=== Records supplied ===

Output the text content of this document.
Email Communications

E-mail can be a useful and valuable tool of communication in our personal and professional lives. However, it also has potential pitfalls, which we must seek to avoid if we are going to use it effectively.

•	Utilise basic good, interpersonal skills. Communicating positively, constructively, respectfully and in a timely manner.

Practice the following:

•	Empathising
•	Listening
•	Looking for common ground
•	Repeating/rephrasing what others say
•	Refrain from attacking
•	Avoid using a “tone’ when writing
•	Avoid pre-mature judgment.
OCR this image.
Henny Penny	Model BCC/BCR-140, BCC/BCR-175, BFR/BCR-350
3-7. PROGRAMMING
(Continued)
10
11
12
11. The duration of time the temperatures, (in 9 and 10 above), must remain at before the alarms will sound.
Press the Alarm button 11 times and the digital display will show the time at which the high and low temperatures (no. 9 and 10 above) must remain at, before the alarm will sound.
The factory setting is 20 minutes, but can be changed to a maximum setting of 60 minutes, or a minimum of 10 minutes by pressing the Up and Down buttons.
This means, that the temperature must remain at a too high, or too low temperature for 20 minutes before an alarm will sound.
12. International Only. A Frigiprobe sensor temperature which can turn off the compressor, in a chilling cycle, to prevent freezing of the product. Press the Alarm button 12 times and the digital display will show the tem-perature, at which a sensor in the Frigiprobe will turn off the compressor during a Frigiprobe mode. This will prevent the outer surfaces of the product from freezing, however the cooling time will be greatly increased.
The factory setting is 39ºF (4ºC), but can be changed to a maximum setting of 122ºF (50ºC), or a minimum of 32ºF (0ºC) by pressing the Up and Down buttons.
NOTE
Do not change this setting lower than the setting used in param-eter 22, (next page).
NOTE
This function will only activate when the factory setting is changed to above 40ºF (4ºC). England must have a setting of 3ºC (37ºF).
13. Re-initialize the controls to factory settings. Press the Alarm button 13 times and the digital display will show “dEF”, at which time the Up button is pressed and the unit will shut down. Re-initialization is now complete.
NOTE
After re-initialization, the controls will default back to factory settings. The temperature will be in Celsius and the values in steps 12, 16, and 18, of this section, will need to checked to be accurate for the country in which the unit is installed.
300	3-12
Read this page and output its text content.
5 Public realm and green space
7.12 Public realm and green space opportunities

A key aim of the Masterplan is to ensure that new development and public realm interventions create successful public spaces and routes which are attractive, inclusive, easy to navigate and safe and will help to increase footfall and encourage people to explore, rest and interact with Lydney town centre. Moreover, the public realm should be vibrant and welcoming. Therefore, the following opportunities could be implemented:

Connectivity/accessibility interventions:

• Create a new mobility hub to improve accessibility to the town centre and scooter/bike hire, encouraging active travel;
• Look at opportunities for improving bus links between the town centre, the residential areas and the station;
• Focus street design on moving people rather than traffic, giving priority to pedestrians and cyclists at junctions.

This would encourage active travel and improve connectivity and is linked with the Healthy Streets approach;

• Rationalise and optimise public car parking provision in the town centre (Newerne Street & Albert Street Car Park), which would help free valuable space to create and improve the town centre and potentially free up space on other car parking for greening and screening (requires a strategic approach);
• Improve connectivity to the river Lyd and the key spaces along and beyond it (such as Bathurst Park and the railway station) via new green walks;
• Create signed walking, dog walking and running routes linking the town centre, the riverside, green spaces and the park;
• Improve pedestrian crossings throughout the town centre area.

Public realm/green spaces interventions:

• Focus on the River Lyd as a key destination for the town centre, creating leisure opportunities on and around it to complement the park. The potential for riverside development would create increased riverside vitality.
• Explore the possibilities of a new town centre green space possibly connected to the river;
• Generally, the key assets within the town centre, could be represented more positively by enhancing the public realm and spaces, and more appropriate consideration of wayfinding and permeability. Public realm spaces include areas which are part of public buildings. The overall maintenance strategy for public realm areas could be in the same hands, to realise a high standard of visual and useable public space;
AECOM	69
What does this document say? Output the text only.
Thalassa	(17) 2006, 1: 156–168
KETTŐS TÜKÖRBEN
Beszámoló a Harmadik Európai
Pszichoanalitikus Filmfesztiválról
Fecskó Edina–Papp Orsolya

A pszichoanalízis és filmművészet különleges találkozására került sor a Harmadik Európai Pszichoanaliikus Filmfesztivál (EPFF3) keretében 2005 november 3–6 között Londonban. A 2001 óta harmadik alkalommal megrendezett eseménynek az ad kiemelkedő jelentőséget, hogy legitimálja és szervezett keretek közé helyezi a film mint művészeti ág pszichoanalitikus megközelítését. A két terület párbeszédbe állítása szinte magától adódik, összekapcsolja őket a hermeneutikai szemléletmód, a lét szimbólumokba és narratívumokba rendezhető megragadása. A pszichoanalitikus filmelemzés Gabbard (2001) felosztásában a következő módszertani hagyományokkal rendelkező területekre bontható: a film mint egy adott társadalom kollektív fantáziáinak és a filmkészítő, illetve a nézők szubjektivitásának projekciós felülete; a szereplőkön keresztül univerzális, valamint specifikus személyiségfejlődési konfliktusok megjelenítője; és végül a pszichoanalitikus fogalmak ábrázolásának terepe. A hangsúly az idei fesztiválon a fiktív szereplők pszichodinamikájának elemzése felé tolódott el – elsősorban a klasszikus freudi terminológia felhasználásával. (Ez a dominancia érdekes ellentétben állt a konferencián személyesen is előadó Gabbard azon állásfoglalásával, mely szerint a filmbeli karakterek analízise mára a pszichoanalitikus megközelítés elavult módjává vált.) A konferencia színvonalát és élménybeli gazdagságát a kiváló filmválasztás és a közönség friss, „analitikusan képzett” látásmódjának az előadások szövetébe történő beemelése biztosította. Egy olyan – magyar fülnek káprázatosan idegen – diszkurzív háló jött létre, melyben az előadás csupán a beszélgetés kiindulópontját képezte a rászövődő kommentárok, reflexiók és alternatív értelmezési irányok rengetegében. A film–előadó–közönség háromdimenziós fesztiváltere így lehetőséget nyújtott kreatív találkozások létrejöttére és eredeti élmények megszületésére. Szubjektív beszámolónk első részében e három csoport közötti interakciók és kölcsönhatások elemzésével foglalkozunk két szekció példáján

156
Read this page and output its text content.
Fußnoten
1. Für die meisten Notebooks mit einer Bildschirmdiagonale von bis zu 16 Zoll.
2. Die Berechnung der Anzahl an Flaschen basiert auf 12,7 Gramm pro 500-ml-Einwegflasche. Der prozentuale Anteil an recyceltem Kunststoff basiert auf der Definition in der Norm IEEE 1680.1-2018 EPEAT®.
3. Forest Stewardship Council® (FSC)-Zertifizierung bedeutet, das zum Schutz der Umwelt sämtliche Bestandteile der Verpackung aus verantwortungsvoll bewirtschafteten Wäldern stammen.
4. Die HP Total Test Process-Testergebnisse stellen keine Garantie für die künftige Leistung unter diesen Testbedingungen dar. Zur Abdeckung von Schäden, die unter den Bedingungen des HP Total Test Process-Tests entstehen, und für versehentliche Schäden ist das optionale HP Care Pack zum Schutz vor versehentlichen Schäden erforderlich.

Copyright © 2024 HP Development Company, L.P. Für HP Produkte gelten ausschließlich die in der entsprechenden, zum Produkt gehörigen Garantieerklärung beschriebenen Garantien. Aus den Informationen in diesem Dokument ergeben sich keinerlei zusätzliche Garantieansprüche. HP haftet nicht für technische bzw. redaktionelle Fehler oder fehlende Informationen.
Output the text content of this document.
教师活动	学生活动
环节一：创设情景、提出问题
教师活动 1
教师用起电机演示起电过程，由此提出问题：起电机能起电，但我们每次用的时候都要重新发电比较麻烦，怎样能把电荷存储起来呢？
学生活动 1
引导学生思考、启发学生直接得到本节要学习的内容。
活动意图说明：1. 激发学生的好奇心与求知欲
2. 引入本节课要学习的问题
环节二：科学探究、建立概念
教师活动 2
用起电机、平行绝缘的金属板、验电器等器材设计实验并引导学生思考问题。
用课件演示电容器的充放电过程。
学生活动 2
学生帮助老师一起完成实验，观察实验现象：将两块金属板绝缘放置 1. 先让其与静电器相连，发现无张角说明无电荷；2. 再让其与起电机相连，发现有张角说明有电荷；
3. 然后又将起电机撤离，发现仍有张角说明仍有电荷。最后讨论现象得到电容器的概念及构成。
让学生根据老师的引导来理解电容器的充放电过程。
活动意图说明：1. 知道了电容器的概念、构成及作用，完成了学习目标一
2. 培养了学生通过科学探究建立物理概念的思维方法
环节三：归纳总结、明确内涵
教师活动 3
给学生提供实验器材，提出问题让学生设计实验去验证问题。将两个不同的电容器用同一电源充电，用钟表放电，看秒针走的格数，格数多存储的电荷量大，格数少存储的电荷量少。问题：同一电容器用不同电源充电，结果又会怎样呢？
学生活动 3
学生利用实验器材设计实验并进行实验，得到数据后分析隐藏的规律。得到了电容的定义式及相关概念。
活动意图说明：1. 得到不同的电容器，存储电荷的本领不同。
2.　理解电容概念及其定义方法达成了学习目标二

===

* **Objective**: From the listing above, pick out each line where the word "encourage" appears.

* **Solution**:
A key aim of the Masterplan is to ensure that new development and public realm interventions create successful public spaces and routes which are attractive, inclusive, easy to navigate and safe and will help to increase footfall and encourage people to explore, rest and interact with Lydney town centre. Moreover, the public realm should be vibrant and welcoming. Therefore, the following opportunities could be implemented:
This would encourage active travel and improve connectivity and is linked with the Healthy Streets approach;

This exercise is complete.